Lines of data:
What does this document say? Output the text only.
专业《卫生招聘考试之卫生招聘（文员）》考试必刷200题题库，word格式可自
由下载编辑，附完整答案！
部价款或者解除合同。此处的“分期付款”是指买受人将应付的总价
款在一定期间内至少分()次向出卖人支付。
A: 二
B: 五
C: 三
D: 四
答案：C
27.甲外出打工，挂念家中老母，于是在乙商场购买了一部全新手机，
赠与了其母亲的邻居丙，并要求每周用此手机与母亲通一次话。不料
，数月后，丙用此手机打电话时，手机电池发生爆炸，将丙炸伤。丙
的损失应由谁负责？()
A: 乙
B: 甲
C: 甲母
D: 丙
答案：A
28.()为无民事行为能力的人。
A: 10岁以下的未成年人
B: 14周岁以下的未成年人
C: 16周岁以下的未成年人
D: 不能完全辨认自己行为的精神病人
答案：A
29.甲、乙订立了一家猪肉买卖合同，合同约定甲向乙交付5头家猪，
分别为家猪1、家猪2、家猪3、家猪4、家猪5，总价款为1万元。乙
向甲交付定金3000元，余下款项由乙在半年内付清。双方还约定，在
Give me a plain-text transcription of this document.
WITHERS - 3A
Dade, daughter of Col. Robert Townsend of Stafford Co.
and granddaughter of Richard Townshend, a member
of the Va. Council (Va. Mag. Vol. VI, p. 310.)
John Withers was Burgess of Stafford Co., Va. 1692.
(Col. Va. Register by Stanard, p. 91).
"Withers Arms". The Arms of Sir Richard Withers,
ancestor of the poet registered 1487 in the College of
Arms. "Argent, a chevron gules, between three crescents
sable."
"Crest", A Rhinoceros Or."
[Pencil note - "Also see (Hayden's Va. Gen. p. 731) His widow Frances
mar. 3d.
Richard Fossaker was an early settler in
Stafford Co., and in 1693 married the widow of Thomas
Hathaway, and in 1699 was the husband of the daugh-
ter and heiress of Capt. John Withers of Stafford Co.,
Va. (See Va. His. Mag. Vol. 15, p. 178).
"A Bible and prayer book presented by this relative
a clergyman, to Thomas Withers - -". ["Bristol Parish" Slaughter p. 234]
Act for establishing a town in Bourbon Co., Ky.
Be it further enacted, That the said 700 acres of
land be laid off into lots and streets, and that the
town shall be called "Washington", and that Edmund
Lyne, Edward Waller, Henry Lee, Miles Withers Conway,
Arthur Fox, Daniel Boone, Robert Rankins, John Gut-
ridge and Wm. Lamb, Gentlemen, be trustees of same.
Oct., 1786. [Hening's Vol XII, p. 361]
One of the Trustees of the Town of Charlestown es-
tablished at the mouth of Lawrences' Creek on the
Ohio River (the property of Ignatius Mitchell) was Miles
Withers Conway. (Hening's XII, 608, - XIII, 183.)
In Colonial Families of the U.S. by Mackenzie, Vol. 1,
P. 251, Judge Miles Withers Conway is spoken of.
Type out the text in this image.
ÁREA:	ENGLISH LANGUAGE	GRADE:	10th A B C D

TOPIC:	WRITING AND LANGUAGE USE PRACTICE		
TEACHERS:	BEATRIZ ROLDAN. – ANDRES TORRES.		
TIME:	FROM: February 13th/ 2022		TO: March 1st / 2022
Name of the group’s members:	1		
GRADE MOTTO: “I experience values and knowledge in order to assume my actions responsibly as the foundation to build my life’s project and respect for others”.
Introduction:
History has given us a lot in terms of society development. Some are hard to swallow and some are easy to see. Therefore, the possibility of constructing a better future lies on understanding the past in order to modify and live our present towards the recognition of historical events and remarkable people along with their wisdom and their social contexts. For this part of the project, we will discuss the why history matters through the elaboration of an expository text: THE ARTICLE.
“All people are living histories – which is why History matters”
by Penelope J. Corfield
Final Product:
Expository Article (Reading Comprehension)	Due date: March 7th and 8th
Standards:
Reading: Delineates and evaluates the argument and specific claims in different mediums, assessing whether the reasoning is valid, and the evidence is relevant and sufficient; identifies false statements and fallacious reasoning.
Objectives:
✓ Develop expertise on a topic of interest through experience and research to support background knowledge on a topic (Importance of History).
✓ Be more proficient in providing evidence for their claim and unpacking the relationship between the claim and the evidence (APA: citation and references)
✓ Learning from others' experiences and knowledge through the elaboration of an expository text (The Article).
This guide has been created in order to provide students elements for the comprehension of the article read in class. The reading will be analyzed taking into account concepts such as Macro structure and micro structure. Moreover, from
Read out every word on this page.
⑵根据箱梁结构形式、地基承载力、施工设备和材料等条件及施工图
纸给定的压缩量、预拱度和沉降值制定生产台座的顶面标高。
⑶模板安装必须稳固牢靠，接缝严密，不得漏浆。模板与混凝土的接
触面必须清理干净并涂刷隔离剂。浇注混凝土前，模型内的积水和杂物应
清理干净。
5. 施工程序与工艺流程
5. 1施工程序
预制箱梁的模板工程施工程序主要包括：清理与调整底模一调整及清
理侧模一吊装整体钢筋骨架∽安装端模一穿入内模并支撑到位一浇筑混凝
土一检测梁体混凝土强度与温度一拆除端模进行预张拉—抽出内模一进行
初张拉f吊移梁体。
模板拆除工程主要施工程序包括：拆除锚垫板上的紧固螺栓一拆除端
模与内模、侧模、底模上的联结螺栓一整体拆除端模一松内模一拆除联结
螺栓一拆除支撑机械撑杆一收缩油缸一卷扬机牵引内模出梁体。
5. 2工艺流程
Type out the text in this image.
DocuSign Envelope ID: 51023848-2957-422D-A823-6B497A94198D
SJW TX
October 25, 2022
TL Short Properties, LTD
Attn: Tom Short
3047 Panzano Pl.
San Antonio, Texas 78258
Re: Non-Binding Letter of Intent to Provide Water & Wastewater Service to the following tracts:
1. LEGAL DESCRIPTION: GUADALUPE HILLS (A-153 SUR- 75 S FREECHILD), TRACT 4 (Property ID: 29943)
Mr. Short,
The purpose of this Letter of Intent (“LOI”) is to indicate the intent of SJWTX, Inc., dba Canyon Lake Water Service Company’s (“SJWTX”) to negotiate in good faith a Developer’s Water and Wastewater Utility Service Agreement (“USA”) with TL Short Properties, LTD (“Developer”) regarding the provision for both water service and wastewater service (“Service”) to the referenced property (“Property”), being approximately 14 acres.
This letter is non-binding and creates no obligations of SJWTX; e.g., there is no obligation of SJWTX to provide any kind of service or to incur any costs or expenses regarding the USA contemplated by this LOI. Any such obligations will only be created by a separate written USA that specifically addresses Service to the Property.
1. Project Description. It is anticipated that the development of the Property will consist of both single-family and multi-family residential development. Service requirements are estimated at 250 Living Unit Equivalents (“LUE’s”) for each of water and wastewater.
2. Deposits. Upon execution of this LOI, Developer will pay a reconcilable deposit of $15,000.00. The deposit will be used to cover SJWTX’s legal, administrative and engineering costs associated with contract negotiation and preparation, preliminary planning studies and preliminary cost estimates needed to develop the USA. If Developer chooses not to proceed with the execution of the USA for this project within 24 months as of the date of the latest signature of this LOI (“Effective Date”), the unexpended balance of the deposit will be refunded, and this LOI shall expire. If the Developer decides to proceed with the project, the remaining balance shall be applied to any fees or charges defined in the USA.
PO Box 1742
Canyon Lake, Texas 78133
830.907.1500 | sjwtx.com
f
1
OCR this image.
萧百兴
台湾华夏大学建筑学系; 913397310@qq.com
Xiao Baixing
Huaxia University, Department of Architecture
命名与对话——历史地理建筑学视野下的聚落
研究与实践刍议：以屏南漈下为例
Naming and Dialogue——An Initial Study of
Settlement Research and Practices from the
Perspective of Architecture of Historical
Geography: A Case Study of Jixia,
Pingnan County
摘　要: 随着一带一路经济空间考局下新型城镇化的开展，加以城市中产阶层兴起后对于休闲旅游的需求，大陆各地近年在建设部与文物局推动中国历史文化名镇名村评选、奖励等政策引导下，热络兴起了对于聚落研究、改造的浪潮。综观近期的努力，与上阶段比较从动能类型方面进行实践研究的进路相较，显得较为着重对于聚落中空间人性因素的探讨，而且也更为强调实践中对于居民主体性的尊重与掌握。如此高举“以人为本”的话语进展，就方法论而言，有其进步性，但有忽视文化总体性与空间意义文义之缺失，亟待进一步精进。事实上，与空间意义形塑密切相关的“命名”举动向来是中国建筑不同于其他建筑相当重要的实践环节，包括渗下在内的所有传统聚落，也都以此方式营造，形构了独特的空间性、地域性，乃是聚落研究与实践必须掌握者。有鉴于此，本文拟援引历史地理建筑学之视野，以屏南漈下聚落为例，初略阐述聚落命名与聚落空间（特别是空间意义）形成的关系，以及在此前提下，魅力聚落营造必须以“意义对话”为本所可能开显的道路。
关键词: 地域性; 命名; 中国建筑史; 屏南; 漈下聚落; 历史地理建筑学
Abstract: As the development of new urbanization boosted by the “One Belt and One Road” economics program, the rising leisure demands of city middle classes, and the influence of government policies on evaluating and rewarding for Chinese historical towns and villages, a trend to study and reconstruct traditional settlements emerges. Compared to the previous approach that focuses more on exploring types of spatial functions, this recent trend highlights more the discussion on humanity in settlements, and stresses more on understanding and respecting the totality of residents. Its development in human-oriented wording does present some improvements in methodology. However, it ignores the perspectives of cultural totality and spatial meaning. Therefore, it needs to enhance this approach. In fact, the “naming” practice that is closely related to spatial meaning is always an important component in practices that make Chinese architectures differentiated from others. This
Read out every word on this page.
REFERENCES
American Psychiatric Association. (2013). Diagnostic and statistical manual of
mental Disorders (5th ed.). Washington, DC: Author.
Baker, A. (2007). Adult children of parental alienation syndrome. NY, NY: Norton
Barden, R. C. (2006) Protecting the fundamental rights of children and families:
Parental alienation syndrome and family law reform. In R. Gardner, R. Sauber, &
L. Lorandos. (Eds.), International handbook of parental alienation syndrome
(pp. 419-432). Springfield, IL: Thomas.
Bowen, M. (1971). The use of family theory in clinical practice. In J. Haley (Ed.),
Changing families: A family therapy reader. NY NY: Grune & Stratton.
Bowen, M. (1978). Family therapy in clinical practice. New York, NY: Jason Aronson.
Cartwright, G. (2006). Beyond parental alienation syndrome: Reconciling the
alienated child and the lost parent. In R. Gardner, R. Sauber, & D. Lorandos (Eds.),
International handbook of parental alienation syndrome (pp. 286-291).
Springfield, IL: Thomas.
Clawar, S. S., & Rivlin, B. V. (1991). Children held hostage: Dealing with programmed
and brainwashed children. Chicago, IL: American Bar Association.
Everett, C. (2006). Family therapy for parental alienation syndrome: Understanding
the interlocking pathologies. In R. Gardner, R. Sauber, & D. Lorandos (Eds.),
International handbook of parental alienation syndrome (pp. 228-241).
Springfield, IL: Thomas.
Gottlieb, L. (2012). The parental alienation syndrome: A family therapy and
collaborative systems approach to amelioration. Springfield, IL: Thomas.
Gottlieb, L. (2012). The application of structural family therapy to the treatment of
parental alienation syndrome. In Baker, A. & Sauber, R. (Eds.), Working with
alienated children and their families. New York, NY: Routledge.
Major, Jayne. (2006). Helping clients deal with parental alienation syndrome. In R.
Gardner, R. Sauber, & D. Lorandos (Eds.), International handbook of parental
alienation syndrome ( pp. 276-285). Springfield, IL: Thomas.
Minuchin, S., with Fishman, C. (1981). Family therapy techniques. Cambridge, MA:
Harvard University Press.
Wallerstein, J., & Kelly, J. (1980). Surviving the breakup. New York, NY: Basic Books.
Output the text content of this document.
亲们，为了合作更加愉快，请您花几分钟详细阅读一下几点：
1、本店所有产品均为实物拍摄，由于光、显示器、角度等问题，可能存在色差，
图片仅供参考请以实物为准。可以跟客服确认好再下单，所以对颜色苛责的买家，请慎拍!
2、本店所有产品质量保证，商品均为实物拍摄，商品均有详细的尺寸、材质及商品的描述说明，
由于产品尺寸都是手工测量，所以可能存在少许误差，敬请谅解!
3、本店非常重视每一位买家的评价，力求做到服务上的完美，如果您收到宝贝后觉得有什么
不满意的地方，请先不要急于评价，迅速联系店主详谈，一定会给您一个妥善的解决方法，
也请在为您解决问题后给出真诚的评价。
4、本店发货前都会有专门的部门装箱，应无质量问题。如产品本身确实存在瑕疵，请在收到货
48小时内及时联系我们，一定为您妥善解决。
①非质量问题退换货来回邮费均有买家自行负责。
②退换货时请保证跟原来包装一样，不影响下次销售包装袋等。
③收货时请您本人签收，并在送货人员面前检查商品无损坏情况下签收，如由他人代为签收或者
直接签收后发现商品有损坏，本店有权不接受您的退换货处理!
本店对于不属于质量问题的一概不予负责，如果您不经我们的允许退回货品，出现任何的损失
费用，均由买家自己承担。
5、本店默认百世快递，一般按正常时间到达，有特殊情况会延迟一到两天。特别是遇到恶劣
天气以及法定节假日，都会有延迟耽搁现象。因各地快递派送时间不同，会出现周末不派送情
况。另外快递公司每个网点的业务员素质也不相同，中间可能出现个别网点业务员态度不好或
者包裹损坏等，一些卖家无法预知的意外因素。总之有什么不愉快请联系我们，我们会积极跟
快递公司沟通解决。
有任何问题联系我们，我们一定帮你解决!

GOAL:
Wherever the word "Miles" occurs in a line of the listing, copy that line.

RESULT:
Lyne, Edward Waller, Henry Lee, Miles Withers Conway,
Ohio River (the property of Ignatius Mitchell) was Miles
P. 251, Judge Miles Withers Conway is spoken of.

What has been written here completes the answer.